▶ **REQUIRED TASK**: Without including any images, repeat the data exactly.

### MATERIAL SHOWN ###

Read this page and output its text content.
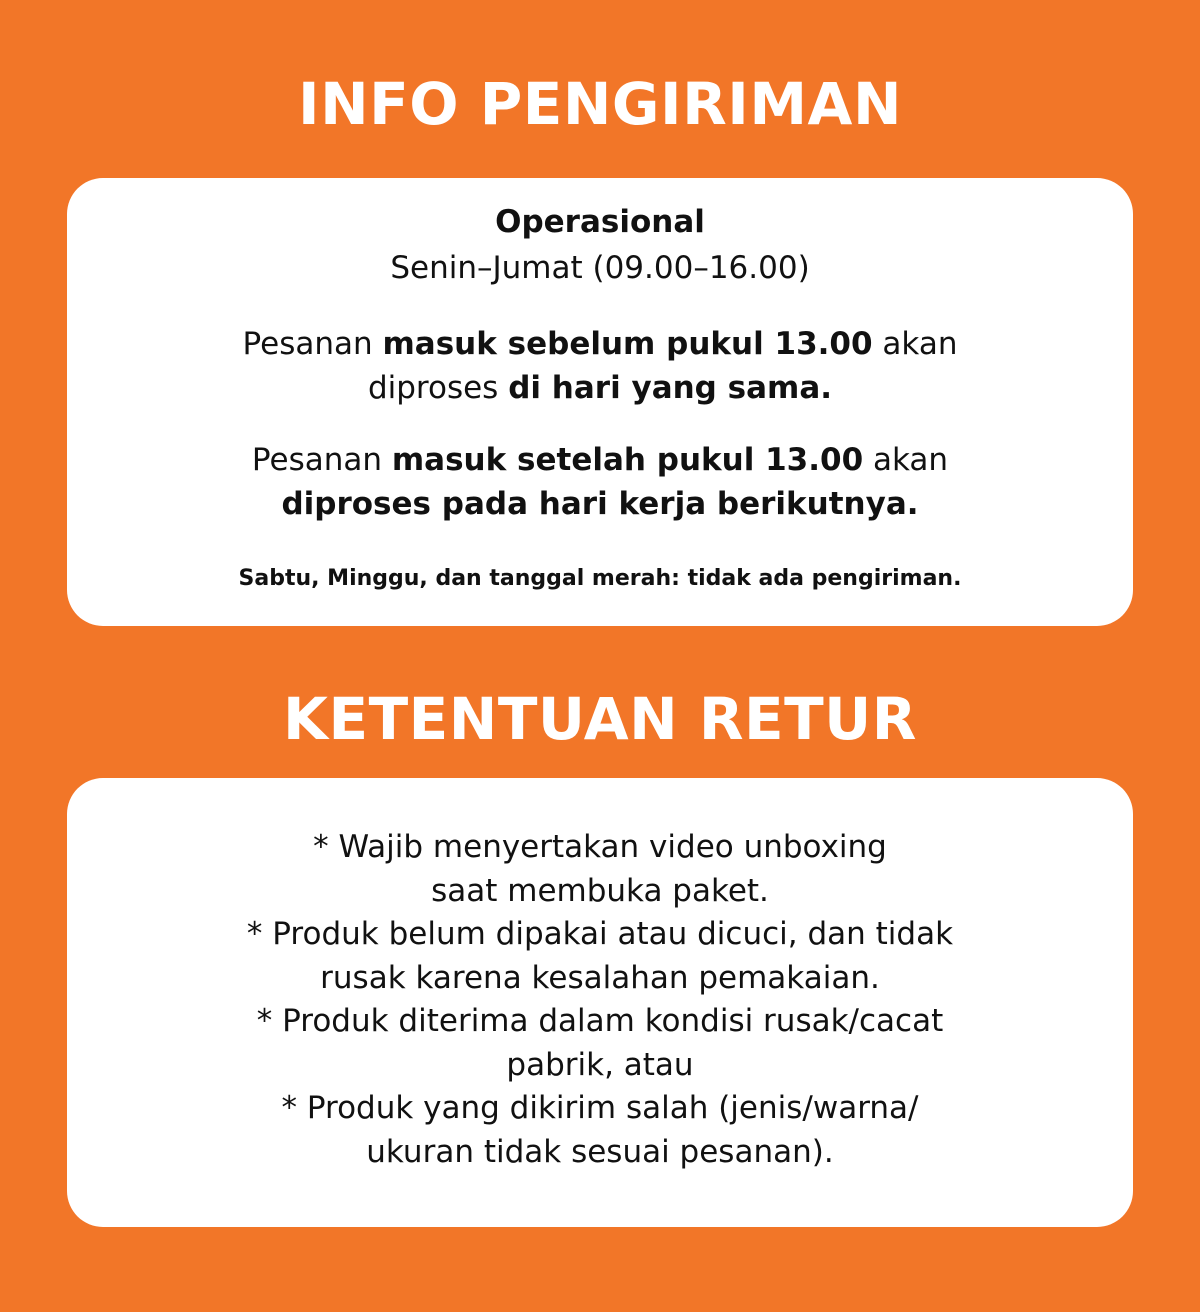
INFO PENGIRIMAN
Operasional
Senin–Jumat (09.00–16.00)
Pesanan masuk sebelum pukul 13.00 akan
diproses di hari yang sama.
Pesanan masuk setelah pukul 13.00 akan
diproses pada hari kerja berikutnya.
Sabtu, Minggu, dan tanggal merah: tidak ada pengiriman.
KETENTUAN RETUR
* Wajib menyertakan video unboxing
saat membuka paket.
* Produk belum dipakai atau dicuci, dan tidak
rusak karena kesalahan pemakaian.
* Produk diterima dalam kondisi rusak/cacat
pabrik, atau
* Produk yang dikirim salah (jenis/warna/
ukuran tidak sesuai pesanan).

###

▶ **FINAL ANSWER**:
Read this page and output its text content.
INFO PENGIRIMAN
Operasional
Senin–Jumat (09.00–16.00)
Pesanan masuk sebelum pukul 13.00 akan
diproses di hari yang sama.
Pesanan masuk setelah pukul 13.00 akan
diproses pada hari kerja berikutnya.
Sabtu, Minggu, dan tanggal merah: tidak ada pengiriman.
KETENTUAN RETUR
* Wajib menyertakan video unboxing
saat membuka paket.
* Produk belum dipakai atau dicuci, dan tidak
rusak karena kesalahan pemakaian.
* Produk diterima dalam kondisi rusak/cacat
pabrik, atau
* Produk yang dikirim salah (jenis/warna/
ukuran tidak sesuai pesanan).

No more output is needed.